== To do ==
Say how many lines of the listing below contain "Background", giving the number and nothing else.

(Extracted records)
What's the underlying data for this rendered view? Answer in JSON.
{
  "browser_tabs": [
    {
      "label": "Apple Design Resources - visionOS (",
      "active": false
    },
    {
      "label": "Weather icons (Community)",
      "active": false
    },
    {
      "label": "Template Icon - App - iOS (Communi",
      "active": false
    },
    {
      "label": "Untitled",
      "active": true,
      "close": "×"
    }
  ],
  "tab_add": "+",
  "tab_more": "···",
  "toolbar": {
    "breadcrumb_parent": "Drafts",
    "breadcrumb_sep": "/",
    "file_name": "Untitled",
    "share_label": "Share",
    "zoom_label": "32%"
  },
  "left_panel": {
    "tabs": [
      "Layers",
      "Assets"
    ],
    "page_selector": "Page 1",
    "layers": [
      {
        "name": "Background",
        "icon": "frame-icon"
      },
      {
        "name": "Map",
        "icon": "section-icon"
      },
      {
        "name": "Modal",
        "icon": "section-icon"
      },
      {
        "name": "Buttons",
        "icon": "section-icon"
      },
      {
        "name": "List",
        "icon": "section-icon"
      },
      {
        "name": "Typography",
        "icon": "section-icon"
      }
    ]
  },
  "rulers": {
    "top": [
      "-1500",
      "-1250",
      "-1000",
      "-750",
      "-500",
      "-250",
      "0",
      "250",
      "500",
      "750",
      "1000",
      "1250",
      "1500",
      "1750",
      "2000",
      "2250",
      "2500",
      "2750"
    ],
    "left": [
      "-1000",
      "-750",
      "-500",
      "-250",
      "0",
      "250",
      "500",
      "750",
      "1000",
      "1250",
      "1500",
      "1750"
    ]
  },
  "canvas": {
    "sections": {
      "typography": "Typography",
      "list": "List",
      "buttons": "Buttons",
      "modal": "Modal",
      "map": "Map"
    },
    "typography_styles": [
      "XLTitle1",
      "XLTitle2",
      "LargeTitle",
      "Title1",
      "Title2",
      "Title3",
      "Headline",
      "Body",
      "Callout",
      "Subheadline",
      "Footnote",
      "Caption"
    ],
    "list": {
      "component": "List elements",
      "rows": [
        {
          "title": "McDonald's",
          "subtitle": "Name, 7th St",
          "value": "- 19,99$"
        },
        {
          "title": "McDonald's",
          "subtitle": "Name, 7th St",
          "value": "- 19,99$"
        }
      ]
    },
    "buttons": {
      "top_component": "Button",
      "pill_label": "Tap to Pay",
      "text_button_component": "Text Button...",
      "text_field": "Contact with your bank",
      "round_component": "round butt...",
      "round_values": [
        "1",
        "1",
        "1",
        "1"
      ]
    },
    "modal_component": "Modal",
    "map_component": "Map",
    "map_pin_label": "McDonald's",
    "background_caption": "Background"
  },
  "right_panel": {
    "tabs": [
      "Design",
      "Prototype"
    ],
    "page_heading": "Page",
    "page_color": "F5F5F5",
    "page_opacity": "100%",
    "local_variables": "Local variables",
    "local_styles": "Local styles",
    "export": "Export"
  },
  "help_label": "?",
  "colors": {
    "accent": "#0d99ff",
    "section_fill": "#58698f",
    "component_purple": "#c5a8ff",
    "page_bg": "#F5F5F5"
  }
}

== Solved problem ==
2